◆ **Structured figure records**
* * * * * * * * *

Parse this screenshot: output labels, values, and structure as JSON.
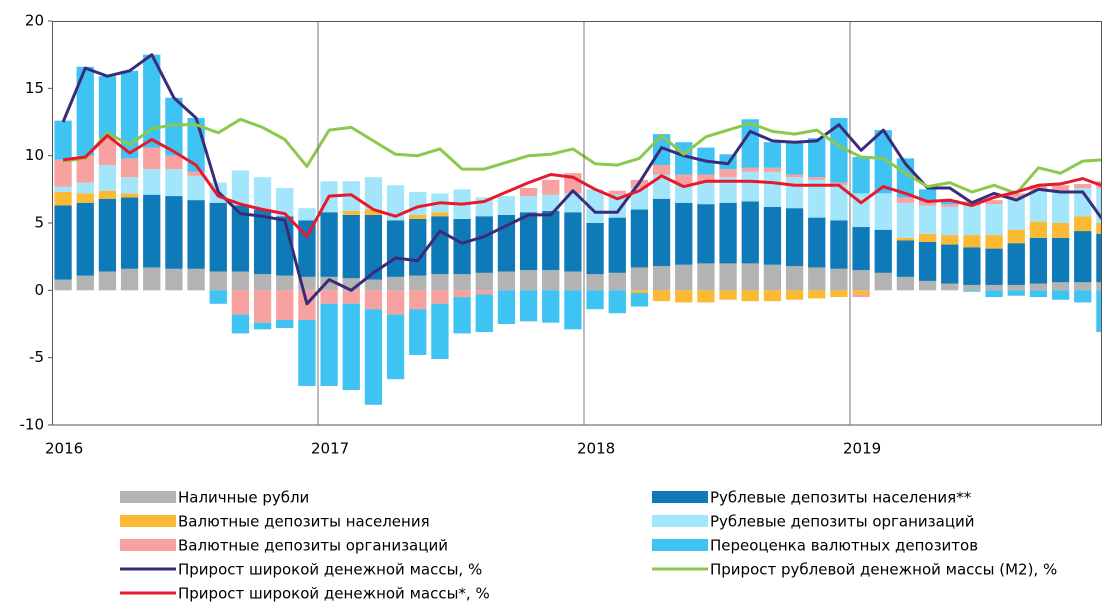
{
  "chart_data": {
    "type": "bar",
    "categories": [
      "2016",
      null,
      null,
      null,
      null,
      null,
      null,
      null,
      null,
      null,
      null,
      null,
      "2017",
      null,
      null,
      null,
      null,
      null,
      null,
      null,
      null,
      null,
      null,
      null,
      "2018",
      null,
      null,
      null,
      null,
      null,
      null,
      null,
      null,
      null,
      null,
      null,
      "2019",
      null,
      null,
      null,
      null,
      null,
      null,
      null,
      null,
      null,
      null,
      null
    ],
    "ylim": [
      -10,
      20
    ],
    "yticks": [
      -10,
      -5,
      0,
      5,
      10,
      15,
      20
    ],
    "series": [
      {
        "name": "Наличные рубли",
        "type": "bar",
        "color": "#b3b3b3",
        "values": [
          0.8,
          1.1,
          1.4,
          1.6,
          1.7,
          1.6,
          1.6,
          1.4,
          1.4,
          1.2,
          1.1,
          1.0,
          1.0,
          0.9,
          0.8,
          1.0,
          1.1,
          1.2,
          1.2,
          1.3,
          1.4,
          1.5,
          1.5,
          1.4,
          1.2,
          1.3,
          1.7,
          1.8,
          1.9,
          2.0,
          2.0,
          2.0,
          1.9,
          1.8,
          1.7,
          1.6,
          1.5,
          1.3,
          1.0,
          0.7,
          0.5,
          0.4,
          0.4,
          0.4,
          0.5,
          0.6,
          0.6,
          0.6
        ]
      },
      {
        "name": "Рублевые депозиты населения**",
        "type": "bar",
        "color": "#0e7bb8",
        "values": [
          5.5,
          5.4,
          5.4,
          5.3,
          5.4,
          5.4,
          5.1,
          5.1,
          4.9,
          4.8,
          4.4,
          4.2,
          4.8,
          4.7,
          4.8,
          4.2,
          4.2,
          4.3,
          4.1,
          4.2,
          4.2,
          4.3,
          4.4,
          4.4,
          3.8,
          4.1,
          4.3,
          5.0,
          4.6,
          4.4,
          4.5,
          4.6,
          4.3,
          4.3,
          3.7,
          3.6,
          3.2,
          3.2,
          2.7,
          2.9,
          2.9,
          2.8,
          2.7,
          3.1,
          3.4,
          3.3,
          3.8,
          3.6
        ]
      },
      {
        "name": "Валютные депозиты населения",
        "type": "bar",
        "color": "#fbb934",
        "values": [
          1.0,
          0.7,
          0.6,
          0.3,
          0,
          0,
          0,
          0,
          0,
          0,
          0,
          0,
          0,
          0.3,
          0.4,
          0,
          0.3,
          0.3,
          0,
          0,
          0,
          0,
          0,
          0,
          0,
          0,
          -0.2,
          -0.8,
          -0.9,
          -0.9,
          -0.7,
          -0.8,
          -0.8,
          -0.7,
          -0.6,
          -0.5,
          -0.3,
          0,
          0.2,
          0.6,
          0.7,
          0.9,
          1.0,
          1.0,
          1.2,
          1.1,
          1.1,
          0.8
        ]
      },
      {
        "name": "Рублевые депозиты организаций",
        "type": "bar",
        "color": "#a3e6fb",
        "values": [
          0.4,
          0.8,
          1.9,
          1.2,
          1.9,
          2.0,
          1.8,
          1.5,
          2.6,
          2.4,
          2.1,
          0.9,
          2.3,
          2.2,
          2.4,
          2.6,
          1.7,
          1.4,
          2.2,
          1.4,
          1.4,
          1.2,
          1.2,
          1.4,
          2.5,
          1.7,
          1.6,
          1.8,
          1.4,
          1.6,
          1.9,
          2.2,
          2.6,
          2.3,
          2.8,
          2.6,
          2.5,
          2.7,
          2.6,
          2.1,
          2.1,
          2.2,
          2.3,
          2.4,
          2.3,
          2.4,
          2.1,
          2.6
        ]
      },
      {
        "name": "Валютные депозиты организаций",
        "type": "bar",
        "color": "#f7a1a1",
        "values": [
          2.0,
          2.0,
          2.0,
          1.4,
          1.6,
          1.0,
          0.3,
          0,
          -1.8,
          -2.4,
          -2.2,
          -2.2,
          -1.0,
          -1.0,
          -1.4,
          -1.8,
          -1.4,
          -1.0,
          -0.5,
          -0.3,
          0,
          0.6,
          1.1,
          1.5,
          0,
          0.3,
          0.6,
          0.7,
          0.7,
          0.6,
          0.6,
          0.3,
          0.3,
          0.2,
          0.2,
          0.2,
          -0.2,
          0,
          0.4,
          0.3,
          0.2,
          0.3,
          0.3,
          0.3,
          0.4,
          0.4,
          0.3,
          0.5
        ]
      },
      {
        "name": "Переоценка валютных депозитов",
        "type": "bar",
        "color": "#3fc3f2",
        "values": [
          2.9,
          6.6,
          4.6,
          6.5,
          6.9,
          4.3,
          4.0,
          -1.0,
          -1.4,
          -0.5,
          -0.6,
          -4.9,
          -6.1,
          -6.4,
          -7.1,
          -4.8,
          -3.4,
          -4.1,
          -2.7,
          -2.8,
          -2.5,
          -2.3,
          -2.4,
          -2.9,
          -1.4,
          -1.7,
          -1.0,
          2.3,
          2.4,
          2.0,
          1.1,
          3.6,
          1.9,
          2.4,
          2.9,
          4.8,
          2.7,
          4.7,
          2.9,
          0.9,
          0.3,
          -0.1,
          -0.5,
          -0.4,
          -0.5,
          -0.7,
          -0.9,
          -3.1
        ]
      },
      {
        "name": "Прирост широкой денежной массы, %",
        "type": "line",
        "color": "#3b2c7a",
        "values": [
          12.5,
          16.5,
          15.9,
          16.3,
          17.5,
          14.3,
          12.8,
          7.3,
          5.7,
          5.5,
          5.2,
          -1.0,
          0.8,
          0,
          1.3,
          2.4,
          2.2,
          4.4,
          3.5,
          4.0,
          4.8,
          5.6,
          5.6,
          7.4,
          5.8,
          5.8,
          8.0,
          10.6,
          10.0,
          9.6,
          9.4,
          11.8,
          11.1,
          11.0,
          11.1,
          12.3,
          10.4,
          11.9,
          9.4,
          7.6,
          7.6,
          6.5,
          7.2,
          6.7,
          7.5,
          7.3,
          7.3,
          5.0
        ]
      },
      {
        "name": "Прирост рублевой денежной массы (М2), %",
        "type": "line",
        "color": "#8cc84e",
        "values": [
          9.6,
          9.8,
          11.7,
          10.8,
          12.0,
          12.3,
          12.3,
          11.7,
          12.7,
          12.1,
          11.2,
          9.2,
          11.9,
          12.1,
          11.1,
          10.1,
          10.0,
          10.5,
          9.0,
          9.0,
          9.5,
          10.0,
          10.1,
          10.5,
          9.4,
          9.3,
          9.8,
          11.5,
          10.1,
          11.4,
          11.9,
          12.4,
          11.8,
          11.6,
          11.9,
          10.7,
          9.9,
          9.8,
          8.7,
          7.7,
          8.0,
          7.3,
          7.8,
          7.2,
          9.1,
          8.7,
          9.6,
          9.7
        ]
      },
      {
        "name": "Прирост широкой денежной массы*, %",
        "type": "line",
        "color": "#e8192c",
        "values": [
          9.7,
          9.9,
          11.5,
          10.2,
          11.2,
          10.3,
          9.3,
          7.0,
          6.4,
          6.0,
          5.7,
          4.0,
          7.0,
          7.1,
          6.0,
          5.5,
          6.2,
          6.5,
          6.4,
          6.6,
          7.3,
          8.0,
          8.6,
          8.4,
          7.5,
          6.8,
          7.4,
          8.5,
          7.7,
          8.1,
          8.1,
          8.1,
          8.0,
          7.8,
          7.8,
          7.8,
          6.5,
          7.7,
          7.2,
          6.6,
          6.7,
          6.3,
          6.9,
          7.3,
          7.8,
          7.9,
          8.3,
          7.7
        ]
      }
    ]
  }
}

* * * * * * * * *

◆ **GOAL OF THE EXERCISE**
Copy out the records above in full, exactly as written, but not the pictures.

◆ **EXERCISE RESPONSE**
Parse this screenshot: output labels, values, and structure as JSON.
{
  "chart_data": {
    "type": "bar",
    "categories": [
      "2016",
      null,
      null,
      null,
      null,
      null,
      null,
      null,
      null,
      null,
      null,
      null,
      "2017",
      null,
      null,
      null,
      null,
      null,
      null,
      null,
      null,
      null,
      null,
      null,
      "2018",
      null,
      null,
      null,
      null,
      null,
      null,
      null,
      null,
      null,
      null,
      null,
      "2019",
      null,
      null,
      null,
      null,
      null,
      null,
      null,
      null,
      null,
      null,
      null
    ],
    "ylim": [
      -10,
      20
    ],
    "yticks": [
      -10,
      -5,
      0,
      5,
      10,
      15,
      20
    ],
    "series": [
      {
        "name": "Наличные рубли",
        "type": "bar",
        "color": "#b3b3b3",
        "values": [
          0.8,
          1.1,
          1.4,
          1.6,
          1.7,
          1.6,
          1.6,
          1.4,
          1.4,
          1.2,
          1.1,
          1.0,
          1.0,
          0.9,
          0.8,
          1.0,
          1.1,
          1.2,
          1.2,
          1.3,
          1.4,
          1.5,
          1.5,
          1.4,
          1.2,
          1.3,
          1.7,
          1.8,
          1.9,
          2.0,
          2.0,
          2.0,
          1.9,
          1.8,
          1.7,
          1.6,
          1.5,
          1.3,
          1.0,
          0.7,
          0.5,
          0.4,
          0.4,
          0.4,
          0.5,
          0.6,
          0.6,
          0.6
        ]
      },
      {
        "name": "Рублевые депозиты населения**",
        "type": "bar",
        "color": "#0e7bb8",
        "values": [
          5.5,
          5.4,
          5.4,
          5.3,
          5.4,
          5.4,
          5.1,
          5.1,
          4.9,
          4.8,
          4.4,
          4.2,
          4.8,
          4.7,
          4.8,
          4.2,
          4.2,
          4.3,
          4.1,
          4.2,
          4.2,
          4.3,
          4.4,
          4.4,
          3.8,
          4.1,
          4.3,
          5.0,
          4.6,
          4.4,
          4.5,
          4.6,
          4.3,
          4.3,
          3.7,
          3.6,
          3.2,
          3.2,
          2.7,
          2.9,
          2.9,
          2.8,
          2.7,
          3.1,
          3.4,
          3.3,
          3.8,
          3.6
        ]
      },
      {
        "name": "Валютные депозиты населения",
        "type": "bar",
        "color": "#fbb934",
        "values": [
          1.0,
          0.7,
          0.6,
          0.3,
          0,
          0,
          0,
          0,
          0,
          0,
          0,
          0,
          0,
          0.3,
          0.4,
          0,
          0.3,
          0.3,
          0,
          0,
          0,
          0,
          0,
          0,
          0,
          0,
          -0.2,
          -0.8,
          -0.9,
          -0.9,
          -0.7,
          -0.8,
          -0.8,
          -0.7,
          -0.6,
          -0.5,
          -0.3,
          0,
          0.2,
          0.6,
          0.7,
          0.9,
          1.0,
          1.0,
          1.2,
          1.1,
          1.1,
          0.8
        ]
      },
      {
        "name": "Рублевые депозиты организаций",
        "type": "bar",
        "color": "#a3e6fb",
        "values": [
          0.4,
          0.8,
          1.9,
          1.2,
          1.9,
          2.0,
          1.8,
          1.5,
          2.6,
          2.4,
          2.1,
          0.9,
          2.3,
          2.2,
          2.4,
          2.6,
          1.7,
          1.4,
          2.2,
          1.4,
          1.4,
          1.2,
          1.2,
          1.4,
          2.5,
          1.7,
          1.6,
          1.8,
          1.4,
          1.6,
          1.9,
          2.2,
          2.6,
          2.3,
          2.8,
          2.6,
          2.5,
          2.7,
          2.6,
          2.1,
          2.1,
          2.2,
          2.3,
          2.4,
          2.3,
          2.4,
          2.1,
          2.6
        ]
      },
      {
        "name": "Валютные депозиты организаций",
        "type": "bar",
        "color": "#f7a1a1",
        "values": [
          2.0,
          2.0,
          2.0,
          1.4,
          1.6,
          1.0,
          0.3,
          0,
          -1.8,
          -2.4,
          -2.2,
          -2.2,
          -1.0,
          -1.0,
          -1.4,
          -1.8,
          -1.4,
          -1.0,
          -0.5,
          -0.3,
          0,
          0.6,
          1.1,
          1.5,
          0,
          0.3,
          0.6,
          0.7,
          0.7,
          0.6,
          0.6,
          0.3,
          0.3,
          0.2,
          0.2,
          0.2,
          -0.2,
          0,
          0.4,
          0.3,
          0.2,
          0.3,
          0.3,
          0.3,
          0.4,
          0.4,
          0.3,
          0.5
        ]
      },
      {
        "name": "Переоценка валютных депозитов",
        "type": "bar",
        "color": "#3fc3f2",
        "values": [
          2.9,
          6.6,
          4.6,
          6.5,
          6.9,
          4.3,
          4.0,
          -1.0,
          -1.4,
          -0.5,
          -0.6,
          -4.9,
          -6.1,
          -6.4,
          -7.1,
          -4.8,
          -3.4,
          -4.1,
          -2.7,
          -2.8,
          -2.5,
          -2.3,
          -2.4,
          -2.9,
          -1.4,
          -1.7,
          -1.0,
          2.3,
          2.4,
          2.0,
          1.1,
          3.6,
          1.9,
          2.4,
          2.9,
          4.8,
          2.7,
          4.7,
          2.9,
          0.9,
          0.3,
          -0.1,
          -0.5,
          -0.4,
          -0.5,
          -0.7,
          -0.9,
          -3.1
        ]
      },
      {
        "name": "Прирост широкой денежной массы, %",
        "type": "line",
        "color": "#3b2c7a",
        "values": [
          12.5,
          16.5,
          15.9,
          16.3,
          17.5,
          14.3,
          12.8,
          7.3,
          5.7,
          5.5,
          5.2,
          -1.0,
          0.8,
          0,
          1.3,
          2.4,
          2.2,
          4.4,
          3.5,
          4.0,
          4.8,
          5.6,
          5.6,
          7.4,
          5.8,
          5.8,
          8.0,
          10.6,
          10.0,
          9.6,
          9.4,
          11.8,
          11.1,
          11.0,
          11.1,
          12.3,
          10.4,
          11.9,
          9.4,
          7.6,
          7.6,
          6.5,
          7.2,
          6.7,
          7.5,
          7.3,
          7.3,
          5.0
        ]
      },
      {
        "name": "Прирост рублевой денежной массы (М2), %",
        "type": "line",
        "color": "#8cc84e",
        "values": [
          9.6,
          9.8,
          11.7,
          10.8,
          12.0,
          12.3,
          12.3,
          11.7,
          12.7,
          12.1,
          11.2,
          9.2,
          11.9,
          12.1,
          11.1,
          10.1,
          10.0,
          10.5,
          9.0,
          9.0,
          9.5,
          10.0,
          10.1,
          10.5,
          9.4,
          9.3,
          9.8,
          11.5,
          10.1,
          11.4,
          11.9,
          12.4,
          11.8,
          11.6,
          11.9,
          10.7,
          9.9,
          9.8,
          8.7,
          7.7,
          8.0,
          7.3,
          7.8,
          7.2,
          9.1,
          8.7,
          9.6,
          9.7
        ]
      },
      {
        "name": "Прирост широкой денежной массы*, %",
        "type": "line",
        "color": "#e8192c",
        "values": [
          9.7,
          9.9,
          11.5,
          10.2,
          11.2,
          10.3,
          9.3,
          7.0,
          6.4,
          6.0,
          5.7,
          4.0,
          7.0,
          7.1,
          6.0,
          5.5,
          6.2,
          6.5,
          6.4,
          6.6,
          7.3,
          8.0,
          8.6,
          8.4,
          7.5,
          6.8,
          7.4,
          8.5,
          7.7,
          8.1,
          8.1,
          8.1,
          8.0,
          7.8,
          7.8,
          7.8,
          6.5,
          7.7,
          7.2,
          6.6,
          6.7,
          6.3,
          6.9,
          7.3,
          7.8,
          7.9,
          8.3,
          7.7
        ]
      }
    ]
  }
}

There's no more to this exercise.